→ GOAL
Pick out each line of the records that includes the string "JSON", and copy it.

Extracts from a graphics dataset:
··········

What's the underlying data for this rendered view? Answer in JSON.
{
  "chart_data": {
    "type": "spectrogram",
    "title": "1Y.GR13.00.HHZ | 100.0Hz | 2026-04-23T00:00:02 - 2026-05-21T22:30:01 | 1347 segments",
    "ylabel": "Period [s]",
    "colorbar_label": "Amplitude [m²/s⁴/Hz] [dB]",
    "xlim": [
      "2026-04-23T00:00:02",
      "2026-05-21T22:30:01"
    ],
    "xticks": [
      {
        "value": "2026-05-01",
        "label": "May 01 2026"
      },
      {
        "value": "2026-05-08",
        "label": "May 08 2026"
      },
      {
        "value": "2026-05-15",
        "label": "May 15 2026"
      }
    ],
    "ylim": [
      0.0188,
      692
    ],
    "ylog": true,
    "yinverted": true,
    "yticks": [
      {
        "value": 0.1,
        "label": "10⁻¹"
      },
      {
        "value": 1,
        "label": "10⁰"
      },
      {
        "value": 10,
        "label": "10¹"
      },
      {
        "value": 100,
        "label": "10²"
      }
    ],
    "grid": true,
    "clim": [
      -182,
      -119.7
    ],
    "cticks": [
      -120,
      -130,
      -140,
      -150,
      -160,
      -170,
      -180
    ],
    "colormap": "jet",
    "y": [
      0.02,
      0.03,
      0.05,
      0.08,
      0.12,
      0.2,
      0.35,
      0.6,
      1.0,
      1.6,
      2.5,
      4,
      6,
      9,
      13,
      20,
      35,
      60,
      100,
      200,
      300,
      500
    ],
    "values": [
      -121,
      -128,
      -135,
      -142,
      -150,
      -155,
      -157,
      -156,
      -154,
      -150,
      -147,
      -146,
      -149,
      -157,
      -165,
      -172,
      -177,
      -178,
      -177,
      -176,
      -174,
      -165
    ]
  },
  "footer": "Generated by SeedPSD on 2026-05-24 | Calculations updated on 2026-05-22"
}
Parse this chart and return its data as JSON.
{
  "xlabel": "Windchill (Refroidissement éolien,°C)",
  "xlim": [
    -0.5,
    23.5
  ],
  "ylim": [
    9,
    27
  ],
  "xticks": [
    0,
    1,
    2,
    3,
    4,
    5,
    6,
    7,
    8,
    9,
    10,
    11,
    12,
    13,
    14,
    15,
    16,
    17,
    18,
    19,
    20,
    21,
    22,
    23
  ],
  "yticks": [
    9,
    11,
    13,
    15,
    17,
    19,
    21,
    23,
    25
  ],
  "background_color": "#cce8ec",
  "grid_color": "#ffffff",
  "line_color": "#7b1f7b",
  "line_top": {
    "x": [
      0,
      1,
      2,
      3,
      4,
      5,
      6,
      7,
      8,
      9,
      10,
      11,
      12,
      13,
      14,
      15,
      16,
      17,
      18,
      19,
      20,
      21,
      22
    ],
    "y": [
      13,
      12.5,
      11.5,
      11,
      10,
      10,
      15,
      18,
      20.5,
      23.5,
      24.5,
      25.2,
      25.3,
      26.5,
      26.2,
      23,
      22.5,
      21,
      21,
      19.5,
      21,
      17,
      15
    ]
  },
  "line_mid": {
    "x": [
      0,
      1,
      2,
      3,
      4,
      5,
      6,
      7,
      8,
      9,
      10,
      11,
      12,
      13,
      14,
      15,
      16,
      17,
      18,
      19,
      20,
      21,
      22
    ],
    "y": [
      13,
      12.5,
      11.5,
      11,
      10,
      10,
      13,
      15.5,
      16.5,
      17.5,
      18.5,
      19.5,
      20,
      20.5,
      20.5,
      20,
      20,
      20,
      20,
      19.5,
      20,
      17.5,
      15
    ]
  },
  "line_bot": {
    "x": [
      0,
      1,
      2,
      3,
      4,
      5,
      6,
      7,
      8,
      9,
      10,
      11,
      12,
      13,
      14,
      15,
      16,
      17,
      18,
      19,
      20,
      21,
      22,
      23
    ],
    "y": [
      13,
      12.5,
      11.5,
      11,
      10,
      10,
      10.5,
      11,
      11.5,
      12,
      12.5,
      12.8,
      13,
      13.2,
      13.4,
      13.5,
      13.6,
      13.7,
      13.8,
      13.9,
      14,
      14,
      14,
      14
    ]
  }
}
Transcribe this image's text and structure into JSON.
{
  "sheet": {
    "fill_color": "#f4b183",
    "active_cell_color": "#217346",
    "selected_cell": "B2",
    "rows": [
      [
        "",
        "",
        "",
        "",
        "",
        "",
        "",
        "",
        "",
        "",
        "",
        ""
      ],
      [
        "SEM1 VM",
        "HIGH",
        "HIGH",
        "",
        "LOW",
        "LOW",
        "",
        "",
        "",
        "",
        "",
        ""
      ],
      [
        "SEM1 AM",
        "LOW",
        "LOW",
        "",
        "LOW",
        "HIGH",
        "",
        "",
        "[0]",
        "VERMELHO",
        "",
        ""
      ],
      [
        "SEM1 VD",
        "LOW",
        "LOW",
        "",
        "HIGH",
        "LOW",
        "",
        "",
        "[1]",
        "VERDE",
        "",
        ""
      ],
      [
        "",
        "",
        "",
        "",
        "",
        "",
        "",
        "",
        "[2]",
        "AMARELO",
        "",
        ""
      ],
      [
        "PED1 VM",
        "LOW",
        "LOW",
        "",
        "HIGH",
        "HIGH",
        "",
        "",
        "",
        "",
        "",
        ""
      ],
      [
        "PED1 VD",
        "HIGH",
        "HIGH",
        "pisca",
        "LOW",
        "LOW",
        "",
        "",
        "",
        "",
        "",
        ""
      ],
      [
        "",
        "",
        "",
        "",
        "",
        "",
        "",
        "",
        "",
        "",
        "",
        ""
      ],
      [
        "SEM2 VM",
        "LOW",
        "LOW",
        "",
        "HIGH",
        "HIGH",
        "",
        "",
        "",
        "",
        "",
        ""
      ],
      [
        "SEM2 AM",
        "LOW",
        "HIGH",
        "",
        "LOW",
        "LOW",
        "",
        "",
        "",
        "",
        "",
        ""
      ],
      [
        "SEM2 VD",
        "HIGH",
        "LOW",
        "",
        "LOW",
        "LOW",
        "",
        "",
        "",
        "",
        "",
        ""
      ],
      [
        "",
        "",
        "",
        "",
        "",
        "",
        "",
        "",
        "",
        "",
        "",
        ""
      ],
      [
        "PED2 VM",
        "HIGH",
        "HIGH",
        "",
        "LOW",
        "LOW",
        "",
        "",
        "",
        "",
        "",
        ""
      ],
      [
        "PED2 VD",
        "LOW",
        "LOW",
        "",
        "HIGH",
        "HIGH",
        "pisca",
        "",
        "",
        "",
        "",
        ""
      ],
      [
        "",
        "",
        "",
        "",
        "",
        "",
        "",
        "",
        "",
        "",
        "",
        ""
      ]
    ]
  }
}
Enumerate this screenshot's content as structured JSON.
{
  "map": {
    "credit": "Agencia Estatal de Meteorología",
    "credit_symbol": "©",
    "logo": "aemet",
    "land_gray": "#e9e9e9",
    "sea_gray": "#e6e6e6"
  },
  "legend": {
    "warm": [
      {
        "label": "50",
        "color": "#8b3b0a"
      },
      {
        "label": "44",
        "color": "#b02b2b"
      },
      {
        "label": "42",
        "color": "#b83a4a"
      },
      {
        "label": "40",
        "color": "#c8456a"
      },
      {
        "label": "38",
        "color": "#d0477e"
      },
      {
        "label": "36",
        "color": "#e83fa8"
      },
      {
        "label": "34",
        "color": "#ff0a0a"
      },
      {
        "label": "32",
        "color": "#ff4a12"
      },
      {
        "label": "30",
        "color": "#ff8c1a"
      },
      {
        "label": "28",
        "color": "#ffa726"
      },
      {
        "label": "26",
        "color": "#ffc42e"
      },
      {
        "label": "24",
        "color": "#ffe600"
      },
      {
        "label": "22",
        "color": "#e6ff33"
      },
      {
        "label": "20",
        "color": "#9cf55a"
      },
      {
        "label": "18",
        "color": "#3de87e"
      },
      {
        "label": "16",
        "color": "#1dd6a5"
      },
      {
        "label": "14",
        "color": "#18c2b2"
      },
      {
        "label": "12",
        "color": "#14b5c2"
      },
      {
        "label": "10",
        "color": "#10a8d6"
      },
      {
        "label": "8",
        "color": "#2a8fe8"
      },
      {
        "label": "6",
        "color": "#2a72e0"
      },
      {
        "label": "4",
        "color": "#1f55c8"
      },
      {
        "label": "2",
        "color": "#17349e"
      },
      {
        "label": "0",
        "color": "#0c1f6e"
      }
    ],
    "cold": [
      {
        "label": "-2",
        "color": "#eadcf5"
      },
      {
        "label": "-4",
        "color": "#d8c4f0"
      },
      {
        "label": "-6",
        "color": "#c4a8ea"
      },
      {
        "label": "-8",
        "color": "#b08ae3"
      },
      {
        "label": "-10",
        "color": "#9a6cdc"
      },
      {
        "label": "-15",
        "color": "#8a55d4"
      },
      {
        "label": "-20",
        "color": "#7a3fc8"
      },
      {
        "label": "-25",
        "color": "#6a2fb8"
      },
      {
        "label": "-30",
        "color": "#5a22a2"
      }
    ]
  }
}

··········

→ THE REPLY
What's the underlying data for this rendered view? Answer in JSON.
Parse this chart and return its data as JSON.
Transcribe this image's text and structure into JSON.
Enumerate this screenshot's content as structured JSON.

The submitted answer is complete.